The request: List, from the lines below, each one with "壁厚等级" in it.

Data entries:
______________________________
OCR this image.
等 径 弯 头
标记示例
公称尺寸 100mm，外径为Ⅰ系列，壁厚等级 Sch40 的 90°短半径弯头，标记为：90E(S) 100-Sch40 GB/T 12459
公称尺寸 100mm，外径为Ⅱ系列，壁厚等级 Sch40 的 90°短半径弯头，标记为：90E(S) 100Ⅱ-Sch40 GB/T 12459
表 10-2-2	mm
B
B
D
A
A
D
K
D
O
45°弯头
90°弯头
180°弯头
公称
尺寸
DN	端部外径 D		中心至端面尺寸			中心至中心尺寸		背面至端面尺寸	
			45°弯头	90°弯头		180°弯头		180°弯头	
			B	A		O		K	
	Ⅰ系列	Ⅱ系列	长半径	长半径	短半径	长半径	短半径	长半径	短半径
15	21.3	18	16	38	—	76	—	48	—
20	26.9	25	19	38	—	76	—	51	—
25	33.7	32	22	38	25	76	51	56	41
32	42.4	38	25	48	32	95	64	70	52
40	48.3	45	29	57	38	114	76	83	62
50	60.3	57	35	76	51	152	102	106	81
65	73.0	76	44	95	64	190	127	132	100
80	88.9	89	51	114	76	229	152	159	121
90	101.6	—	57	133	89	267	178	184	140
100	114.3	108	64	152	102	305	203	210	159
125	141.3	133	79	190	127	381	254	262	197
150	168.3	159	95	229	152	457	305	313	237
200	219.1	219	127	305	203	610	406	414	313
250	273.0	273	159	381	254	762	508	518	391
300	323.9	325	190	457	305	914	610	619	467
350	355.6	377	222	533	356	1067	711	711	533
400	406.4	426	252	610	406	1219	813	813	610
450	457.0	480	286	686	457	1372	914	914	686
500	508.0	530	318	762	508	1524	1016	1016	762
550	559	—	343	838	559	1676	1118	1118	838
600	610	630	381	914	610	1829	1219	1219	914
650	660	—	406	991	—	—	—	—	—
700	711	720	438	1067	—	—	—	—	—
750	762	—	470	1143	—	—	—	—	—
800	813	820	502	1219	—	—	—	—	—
______________________________
Expected output:
公称尺寸 100mm，外径为Ⅰ系列，壁厚等级 Sch40 的 90°短半径弯头，标记为：90E(S) 100-Sch40 GB/T 12459
公称尺寸 100mm，外径为Ⅱ系列，壁厚等级 Sch40 的 90°短半径弯头，标记为：90E(S) 100Ⅱ-Sch40 GB/T 12459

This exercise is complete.